## [Problem statement]
What lines of the data hold the string "Simões"? Pull each one out.

## [Listed records]
-----
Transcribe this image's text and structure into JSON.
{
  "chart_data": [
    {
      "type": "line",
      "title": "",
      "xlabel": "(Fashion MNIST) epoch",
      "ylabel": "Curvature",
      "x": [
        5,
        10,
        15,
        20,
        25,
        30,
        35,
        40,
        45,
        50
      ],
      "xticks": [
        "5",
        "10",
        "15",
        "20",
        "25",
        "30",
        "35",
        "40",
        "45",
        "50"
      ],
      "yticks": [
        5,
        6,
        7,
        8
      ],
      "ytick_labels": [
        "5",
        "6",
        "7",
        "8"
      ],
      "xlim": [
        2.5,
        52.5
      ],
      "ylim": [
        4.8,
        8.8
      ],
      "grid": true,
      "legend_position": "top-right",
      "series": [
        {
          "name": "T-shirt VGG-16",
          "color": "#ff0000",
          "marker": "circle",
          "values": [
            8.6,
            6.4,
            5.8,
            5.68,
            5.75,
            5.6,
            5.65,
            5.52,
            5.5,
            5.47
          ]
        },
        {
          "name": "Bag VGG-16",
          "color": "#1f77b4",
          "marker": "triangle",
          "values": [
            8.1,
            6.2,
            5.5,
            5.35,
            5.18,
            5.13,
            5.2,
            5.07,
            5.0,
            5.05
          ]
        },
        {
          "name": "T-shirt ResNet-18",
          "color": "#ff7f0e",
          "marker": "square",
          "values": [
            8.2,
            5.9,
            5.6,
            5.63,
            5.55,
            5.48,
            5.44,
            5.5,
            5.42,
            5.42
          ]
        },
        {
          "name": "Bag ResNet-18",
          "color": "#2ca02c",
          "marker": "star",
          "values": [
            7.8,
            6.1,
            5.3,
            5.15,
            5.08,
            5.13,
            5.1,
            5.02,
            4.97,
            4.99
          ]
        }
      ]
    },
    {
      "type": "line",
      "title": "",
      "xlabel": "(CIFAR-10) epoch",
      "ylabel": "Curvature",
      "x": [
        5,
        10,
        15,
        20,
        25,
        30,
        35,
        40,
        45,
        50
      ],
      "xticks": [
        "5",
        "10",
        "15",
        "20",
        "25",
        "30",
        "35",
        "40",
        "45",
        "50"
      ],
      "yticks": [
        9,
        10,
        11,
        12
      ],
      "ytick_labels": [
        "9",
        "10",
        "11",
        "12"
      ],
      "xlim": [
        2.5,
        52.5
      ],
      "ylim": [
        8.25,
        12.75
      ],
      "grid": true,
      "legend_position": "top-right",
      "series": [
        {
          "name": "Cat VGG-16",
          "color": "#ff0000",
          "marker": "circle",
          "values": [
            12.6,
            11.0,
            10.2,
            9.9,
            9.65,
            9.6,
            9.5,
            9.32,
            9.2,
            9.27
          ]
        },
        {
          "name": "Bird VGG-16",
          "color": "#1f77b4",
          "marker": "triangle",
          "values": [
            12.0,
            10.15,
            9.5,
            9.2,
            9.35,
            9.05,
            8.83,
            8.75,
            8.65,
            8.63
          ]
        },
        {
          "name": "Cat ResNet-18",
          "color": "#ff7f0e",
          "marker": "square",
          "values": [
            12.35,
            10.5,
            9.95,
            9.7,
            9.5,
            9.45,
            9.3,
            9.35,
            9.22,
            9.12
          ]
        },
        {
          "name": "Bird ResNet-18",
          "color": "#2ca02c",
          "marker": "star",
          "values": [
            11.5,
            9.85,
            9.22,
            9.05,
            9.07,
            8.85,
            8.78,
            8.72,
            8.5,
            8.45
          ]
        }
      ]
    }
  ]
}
-----
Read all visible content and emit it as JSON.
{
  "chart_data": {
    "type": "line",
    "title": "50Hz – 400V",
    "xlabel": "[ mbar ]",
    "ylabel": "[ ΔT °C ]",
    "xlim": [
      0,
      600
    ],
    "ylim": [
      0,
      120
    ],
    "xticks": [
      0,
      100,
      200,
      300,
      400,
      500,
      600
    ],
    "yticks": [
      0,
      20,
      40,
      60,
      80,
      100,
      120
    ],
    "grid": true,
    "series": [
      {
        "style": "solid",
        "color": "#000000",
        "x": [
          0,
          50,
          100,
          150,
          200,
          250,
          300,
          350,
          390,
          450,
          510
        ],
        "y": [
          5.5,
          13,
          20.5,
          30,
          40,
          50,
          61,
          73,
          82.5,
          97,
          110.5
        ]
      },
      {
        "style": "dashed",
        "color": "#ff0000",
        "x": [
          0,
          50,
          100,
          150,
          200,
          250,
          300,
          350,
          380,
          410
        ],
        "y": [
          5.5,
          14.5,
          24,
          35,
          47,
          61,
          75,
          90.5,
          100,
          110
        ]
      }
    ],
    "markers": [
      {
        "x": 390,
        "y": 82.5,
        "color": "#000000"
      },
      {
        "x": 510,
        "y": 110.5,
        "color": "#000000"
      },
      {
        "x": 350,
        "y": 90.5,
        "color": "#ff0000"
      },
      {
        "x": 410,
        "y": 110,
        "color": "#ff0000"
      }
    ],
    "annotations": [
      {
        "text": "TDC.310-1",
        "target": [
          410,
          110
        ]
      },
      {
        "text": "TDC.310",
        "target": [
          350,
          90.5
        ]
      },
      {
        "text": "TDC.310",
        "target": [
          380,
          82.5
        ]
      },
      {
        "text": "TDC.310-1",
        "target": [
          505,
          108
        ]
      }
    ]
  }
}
-----
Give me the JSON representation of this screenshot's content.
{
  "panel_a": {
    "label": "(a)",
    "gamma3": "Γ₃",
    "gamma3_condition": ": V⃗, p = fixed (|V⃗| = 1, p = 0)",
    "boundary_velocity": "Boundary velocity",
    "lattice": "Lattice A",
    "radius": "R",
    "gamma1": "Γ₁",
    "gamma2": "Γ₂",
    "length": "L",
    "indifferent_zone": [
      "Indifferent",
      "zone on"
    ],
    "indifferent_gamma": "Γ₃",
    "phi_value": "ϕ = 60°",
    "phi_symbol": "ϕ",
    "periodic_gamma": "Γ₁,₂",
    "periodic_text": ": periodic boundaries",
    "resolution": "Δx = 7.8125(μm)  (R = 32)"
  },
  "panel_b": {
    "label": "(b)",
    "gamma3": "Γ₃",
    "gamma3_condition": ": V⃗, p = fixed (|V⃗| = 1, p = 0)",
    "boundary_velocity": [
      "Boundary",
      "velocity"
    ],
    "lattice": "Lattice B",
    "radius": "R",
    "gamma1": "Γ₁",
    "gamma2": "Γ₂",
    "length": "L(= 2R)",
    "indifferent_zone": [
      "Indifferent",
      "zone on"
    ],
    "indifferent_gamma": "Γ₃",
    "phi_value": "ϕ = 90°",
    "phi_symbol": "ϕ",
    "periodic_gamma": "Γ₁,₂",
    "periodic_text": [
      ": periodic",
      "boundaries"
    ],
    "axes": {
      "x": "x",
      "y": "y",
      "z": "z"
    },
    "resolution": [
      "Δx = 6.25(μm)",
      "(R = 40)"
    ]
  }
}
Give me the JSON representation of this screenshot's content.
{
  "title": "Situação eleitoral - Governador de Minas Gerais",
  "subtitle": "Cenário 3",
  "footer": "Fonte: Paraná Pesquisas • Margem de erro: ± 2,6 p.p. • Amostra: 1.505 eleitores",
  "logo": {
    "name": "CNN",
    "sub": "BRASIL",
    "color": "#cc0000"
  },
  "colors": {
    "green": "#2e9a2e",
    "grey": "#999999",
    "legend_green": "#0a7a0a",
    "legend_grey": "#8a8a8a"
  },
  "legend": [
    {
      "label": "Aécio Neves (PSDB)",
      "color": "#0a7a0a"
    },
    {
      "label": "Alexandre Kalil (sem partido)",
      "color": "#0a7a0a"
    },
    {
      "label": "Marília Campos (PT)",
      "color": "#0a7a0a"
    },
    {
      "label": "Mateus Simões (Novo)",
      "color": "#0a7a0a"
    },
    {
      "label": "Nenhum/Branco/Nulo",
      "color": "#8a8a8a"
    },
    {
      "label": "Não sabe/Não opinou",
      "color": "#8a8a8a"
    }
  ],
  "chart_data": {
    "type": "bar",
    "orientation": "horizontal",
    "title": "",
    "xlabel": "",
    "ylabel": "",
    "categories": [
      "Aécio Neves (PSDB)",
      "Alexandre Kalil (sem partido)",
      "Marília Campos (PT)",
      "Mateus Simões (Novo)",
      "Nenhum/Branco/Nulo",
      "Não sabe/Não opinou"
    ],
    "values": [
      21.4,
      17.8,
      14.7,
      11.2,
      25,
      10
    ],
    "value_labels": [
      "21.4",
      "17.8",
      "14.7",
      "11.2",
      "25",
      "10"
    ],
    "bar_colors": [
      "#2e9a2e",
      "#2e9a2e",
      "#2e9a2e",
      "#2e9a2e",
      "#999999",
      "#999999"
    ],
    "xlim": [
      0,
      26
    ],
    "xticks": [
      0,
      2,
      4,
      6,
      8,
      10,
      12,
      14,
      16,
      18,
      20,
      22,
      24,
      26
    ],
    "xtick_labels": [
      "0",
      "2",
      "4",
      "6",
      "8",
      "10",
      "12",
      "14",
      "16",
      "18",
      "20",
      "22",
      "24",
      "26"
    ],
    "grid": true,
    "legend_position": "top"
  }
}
-----
## [Task output]
      "label": "Mateus Simões (Novo)",
      "Mateus Simões (Novo)",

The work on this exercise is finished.